**What the task requires:** Please continue the financial statement notes on the Partnership's holdings from the point where they stop, leaving the rows aside.

At December 31, 2012, the Partnership’s operations primarily consisted of its ownership interests in the following entities:
• | Atlas Resource Partners, L.P. (“ARP”), a publicly-traded Delaware master limited partnership (NYSE: ARP) and an independent developer and producer of natural gas, crude oil and natural gas liquids (“NGL”), with operations in basins across the United States. ARP sponsors and manages tax-advantaged investment partnerships, in which it coinvests, to finance a portion of its natural gas and oil production activities. At December 31, 2012, the Partnership owned 100% of the general partner Class A units and incentive distribution rights, and common units representing an approximate 43.0% limited partner ownership interest in ARP; |
• | Atlas Pipeline Partners, L.P. (“APL”), a publicly-traded Delaware master limited partnership (NYSE: APL) and midstream energy service provider engaged in the gathering, processing and treating of natural gas in the mid-continent and southwestern regions of the United States; natural gas gathering services in the Appalachian Basin in the northeastern region of the United States; and NGL transportation services throughout the southwestern region of the United States. At December 31, 2012, the Partnership owned a 2.0% general partner interest, all of the incentive distribution rights, and an approximate 8.7% common limited partner interest in APL; and |
• | Lightfoot Capital Partners, LP (“Lightfoot LP”) and Lightfoot Capital Partners GP, LLC (“Lightfoot GP”), the general partner of Lightfoot L.P. (collectively, “Lightfoot”), entities which incubate new master limited partnerships (“MLPs”) and invest in existing MLPs. At December 31, 2012, the Partnership had an approximate 16% general partner interest and 12% limited partner interest in Lightfoot (see Note 8). |
In February 2012, the board of directors of the Partnership’s General Partner (“the Board”) approved the formation of ARP as a newly created exploration and production master limited partnership and the related transfer of substantially all of the Partnership’s exploration and production assets to ARP on March 5, 2012. The Board also approved the distribution of approximately 5.24 million ARP common units to the Partnership’s unitholders, which were distributed on March 13, 2012 using a ratio of 0.1021 ARP limited partner units for each of the Partnership’s common units owned on the record date of February 28, 2012. The distribution of ARP limited partner units represented approximately 20% of the common limited partner units outstanding at March 13, 2012.
NOTE 2 – SUMMARY OF SIGNIFICANT ACCOUNTING POLICIES
Principles of Consolidation and Combination
The consolidated combined financial statements include the accounts of the Partnership and its consolidated subsidiaries, all of which are wholly-owned at December 31, 2012 except for ARP and APL, which are controlled by the Partnership. Due to the structure of the Partnership’s ownership interests in ARP and APL, the Partnership consolidates the financial statements of ARP and APL into its consolidated combined financial statements rather than present its ownership interest as equity investments. As such, the non-controlling interests in ARP and APL are reflected as (income) loss attributable to non-controlling interests in its consolidated combined statements of operations and as a component of partners’ capital on its consolidated balance sheets. All material intercompany transactions have been eliminated. Certain amounts in the prior year’s consolidated combined financial statements have been reclassified to conform to the current year presentation. Due to changes in business as a result of the formation of ARP during the year ended December 31, 2012, management of the Partnership modified its reportable operating segments. As a result, management of the Partnership reclassified the operating segment data for the years ended December 31, 2011 and 2010 to be consistent with the year ended December 31, 2012 (see Note 19).

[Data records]

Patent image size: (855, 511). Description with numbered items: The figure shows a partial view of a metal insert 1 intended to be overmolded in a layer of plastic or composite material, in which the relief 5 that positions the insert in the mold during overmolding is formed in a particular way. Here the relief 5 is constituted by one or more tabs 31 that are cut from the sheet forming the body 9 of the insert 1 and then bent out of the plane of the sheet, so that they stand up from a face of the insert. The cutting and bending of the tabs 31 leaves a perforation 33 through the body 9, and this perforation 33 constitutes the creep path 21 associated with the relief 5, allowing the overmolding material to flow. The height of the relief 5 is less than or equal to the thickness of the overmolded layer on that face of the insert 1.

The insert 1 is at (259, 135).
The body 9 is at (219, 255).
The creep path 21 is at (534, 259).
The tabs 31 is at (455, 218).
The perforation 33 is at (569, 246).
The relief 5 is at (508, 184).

**Task response:**
On February 17, 2011, the Partnership acquired certain producing natural gas and oil properties, the partnership management business, and other assets (the “Transferred Business”) from Atlas Energy, Inc. (“AEI”), the former owner of the Partnership’s general partner (see Note 3). Management of the Partnership determined that the acquisition of the
9
Transferred Business constituted a transaction between entities under common control. In comparison to the acquisition method of accounting, whereby the purchase price for the asset acquisition would have been allocated to identifiable assets and liabilities of the Transferred Business based upon their fair values with any excess treated as goodwill, transfers between entities under common control require that assets and liabilities be recognized by the acquirer at historical carrying value at the date of transfer, with any difference between the purchase price and the net book value of the assets recognized as an adjustment to partners’ capital on the Partnership’s consolidated balance sheets. Also, in comparison to the acquisition method of accounting, whereby the results of operations and the financial position of the Transferred Business would have been included in the Partnership’s consolidated combined financial statements from the date of acquisition, transfers between entities under common control require the acquirer to reflect the effect to the assets acquired and liabilities assumed and the related results of operations at the beginning of the period during which it was acquired and retrospectively adjust its prior year financial statements to furnish comparative information. As such, the Partnership reflected the impact of the acquisition of the Transferred Business on its consolidated combined financial statements in the following manner:
• | Recognized the assets acquired and liabilities assumed from the Transferred Business at their historical carrying value at the date of transfer, with any difference between the purchase price and the net book value of the assets recognized as an adjustment to partners’ capital; |
• | Retrospectively adjusted its consolidated combined financial statements for any date prior to February 17, 2011, the date of acquisition, to reflect its results on a consolidated combined basis with the results of the Transferred Business as of or at the beginning of the respective period; and |
• | Adjusted the presentation of the Partnership’s consolidated combined statements of operations for the year ended December 31, 2011 and 2010 to reflect the results of operations attributable to the Transferred Business prior to the date of acquisition as a reduction of net income to determine income attributable to common limited partners. However, the Transferred Business’ historical financial statements prior to the date of acquisition do not reflect general and administrative expenses and interest expense. The Transferred Business was not managed by AEI as a separate business segment and did not have identifiable labor and other ancillary costs. The general and administrative and interest expenses of AEI prior to the date of acquisition, including the exploration and production business segment, related primarily to business activities associated with the business sold to Chevron Corporation in February 2011 and not activities related to the Transferred Business. |
In accordance with established practice in the oil and gas industry, the Partnership’s consolidated combined financial statements include its pro-rata share of assets, liabilities, income and lease operating and general and administrative costs and expenses of the energy partnerships in which ARP has an interest (“the Drilling Partnerships”). Such interests typically range from 20% to 41%. The Partnership’s financial statements do not include proportional consolidation of the depletion or impairment expenses of ARP’s Drilling Partnerships. Rather, ARP calculates these items specific to its own economics as further explained under the heading “Property, Plant and Equipment” elsewhere within this note.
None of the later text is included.